• What you should do: Leave every picture out and write out the records below exactly.

• Data section:
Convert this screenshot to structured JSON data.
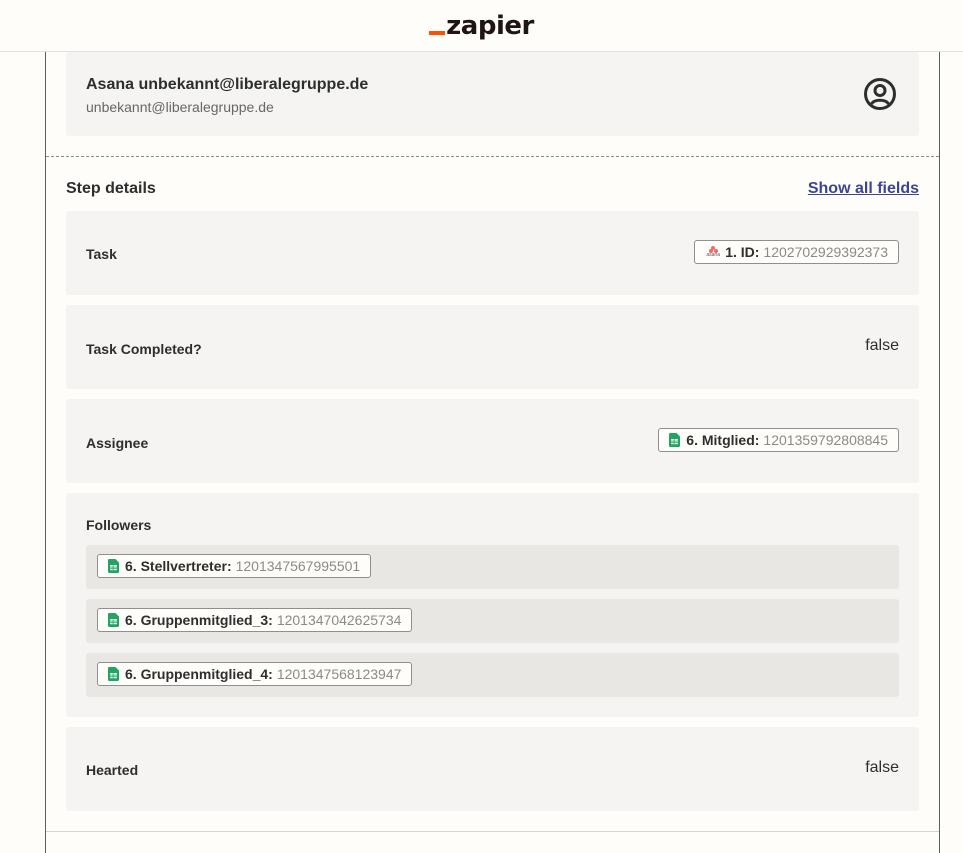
{
  "header": {
    "logo_text": "zapier"
  },
  "account": {
    "name": "Asana unbekannt@liberalegruppe.de",
    "email": "unbekannt@liberalegruppe.de"
  },
  "step_details": {
    "title": "Step details",
    "show_all_label": "Show all fields"
  },
  "fields": {
    "task": {
      "label": "Task",
      "pill_key": "1. ID:",
      "pill_value": "1202702929392373",
      "app_icon_text": "asana"
    },
    "task_completed": {
      "label": "Task Completed?",
      "value": "false"
    },
    "assignee": {
      "label": "Assignee",
      "pill_key": "6. Mitglied:",
      "pill_value": "1201359792808845"
    },
    "followers": {
      "label": "Followers",
      "items": [
        {
          "key": "6. Stellvertreter:",
          "value": "1201347567995501"
        },
        {
          "key": "6. Gruppenmitglied_3:",
          "value": "1201347042625734"
        },
        {
          "key": "6. Gruppenmitglied_4:",
          "value": "1201347568123947"
        }
      ]
    },
    "hearted": {
      "label": "Hearted",
      "value": "false"
    }
  },
  "colors": {
    "brand_orange": "#ff4f00",
    "link_blue": "#3d4592",
    "sheets_green": "#21a464",
    "asana_coral": "#f06a6a"
  }
}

• Result for this task:
Convert this screenshot to structured JSON data.
{
  "header": {
    "logo_text": "zapier"
  },
  "account": {
    "name": "Asana unbekannt@liberalegruppe.de",
    "email": "unbekannt@liberalegruppe.de"
  },
  "step_details": {
    "title": "Step details",
    "show_all_label": "Show all fields"
  },
  "fields": {
    "task": {
      "label": "Task",
      "pill_key": "1. ID:",
      "pill_value": "1202702929392373",
      "app_icon_text": "asana"
    },
    "task_completed": {
      "label": "Task Completed?",
      "value": "false"
    },
    "assignee": {
      "label": "Assignee",
      "pill_key": "6. Mitglied:",
      "pill_value": "1201359792808845"
    },
    "followers": {
      "label": "Followers",
      "items": [
        {
          "key": "6. Stellvertreter:",
          "value": "1201347567995501"
        },
        {
          "key": "6. Gruppenmitglied_3:",
          "value": "1201347042625734"
        },
        {
          "key": "6. Gruppenmitglied_4:",
          "value": "1201347568123947"
        }
      ]
    },
    "hearted": {
      "label": "Hearted",
      "value": "false"
    }
  },
  "colors": {
    "brand_orange": "#ff4f00",
    "link_blue": "#3d4592",
    "sheets_green": "#21a464",
    "asana_coral": "#f06a6a"
  }
}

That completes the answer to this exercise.